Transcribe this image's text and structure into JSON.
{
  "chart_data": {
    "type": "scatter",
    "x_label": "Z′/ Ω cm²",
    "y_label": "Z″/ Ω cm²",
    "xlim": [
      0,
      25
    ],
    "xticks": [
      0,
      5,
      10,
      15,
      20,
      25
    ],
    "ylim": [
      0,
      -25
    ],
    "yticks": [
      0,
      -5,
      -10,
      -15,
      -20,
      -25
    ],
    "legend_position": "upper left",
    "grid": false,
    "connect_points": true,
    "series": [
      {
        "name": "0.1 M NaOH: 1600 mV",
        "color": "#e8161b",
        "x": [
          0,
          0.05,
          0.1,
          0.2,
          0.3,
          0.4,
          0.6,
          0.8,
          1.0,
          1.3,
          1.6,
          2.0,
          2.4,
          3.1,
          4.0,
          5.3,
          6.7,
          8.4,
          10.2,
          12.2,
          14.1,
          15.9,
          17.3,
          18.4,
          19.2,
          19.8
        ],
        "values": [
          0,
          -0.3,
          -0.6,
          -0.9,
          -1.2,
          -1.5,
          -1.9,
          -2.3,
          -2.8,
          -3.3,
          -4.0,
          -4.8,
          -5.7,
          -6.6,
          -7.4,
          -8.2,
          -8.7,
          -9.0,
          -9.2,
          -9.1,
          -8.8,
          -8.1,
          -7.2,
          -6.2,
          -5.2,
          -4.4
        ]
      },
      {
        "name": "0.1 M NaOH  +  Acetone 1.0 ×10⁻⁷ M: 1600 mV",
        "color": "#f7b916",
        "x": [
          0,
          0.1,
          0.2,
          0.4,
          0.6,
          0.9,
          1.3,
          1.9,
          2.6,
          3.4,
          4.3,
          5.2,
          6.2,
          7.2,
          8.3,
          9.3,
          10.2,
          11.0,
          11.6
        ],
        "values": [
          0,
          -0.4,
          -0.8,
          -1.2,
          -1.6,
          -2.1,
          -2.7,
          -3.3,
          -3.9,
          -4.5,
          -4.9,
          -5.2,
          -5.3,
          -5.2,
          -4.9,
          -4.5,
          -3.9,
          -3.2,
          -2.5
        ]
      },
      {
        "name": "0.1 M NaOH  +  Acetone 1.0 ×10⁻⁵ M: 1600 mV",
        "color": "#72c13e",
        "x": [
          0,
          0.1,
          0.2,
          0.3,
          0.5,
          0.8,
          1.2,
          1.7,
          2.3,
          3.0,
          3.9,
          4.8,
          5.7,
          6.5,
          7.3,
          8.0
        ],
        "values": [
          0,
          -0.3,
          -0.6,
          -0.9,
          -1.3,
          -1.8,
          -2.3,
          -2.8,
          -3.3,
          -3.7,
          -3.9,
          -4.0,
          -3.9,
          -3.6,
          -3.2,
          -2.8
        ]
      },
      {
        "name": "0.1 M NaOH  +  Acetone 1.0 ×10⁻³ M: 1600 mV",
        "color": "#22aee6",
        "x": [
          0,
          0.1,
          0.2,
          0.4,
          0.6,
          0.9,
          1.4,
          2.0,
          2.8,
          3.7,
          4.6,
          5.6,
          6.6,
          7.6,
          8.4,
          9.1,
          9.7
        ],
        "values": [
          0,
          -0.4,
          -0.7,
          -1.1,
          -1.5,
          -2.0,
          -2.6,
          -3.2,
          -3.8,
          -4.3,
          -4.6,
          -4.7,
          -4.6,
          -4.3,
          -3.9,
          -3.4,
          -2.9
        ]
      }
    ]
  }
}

------------------------

### Request:
For the entries shown above, give the number of lines that include the word "NaOH", without any other text.

### Solution to this exercise:
4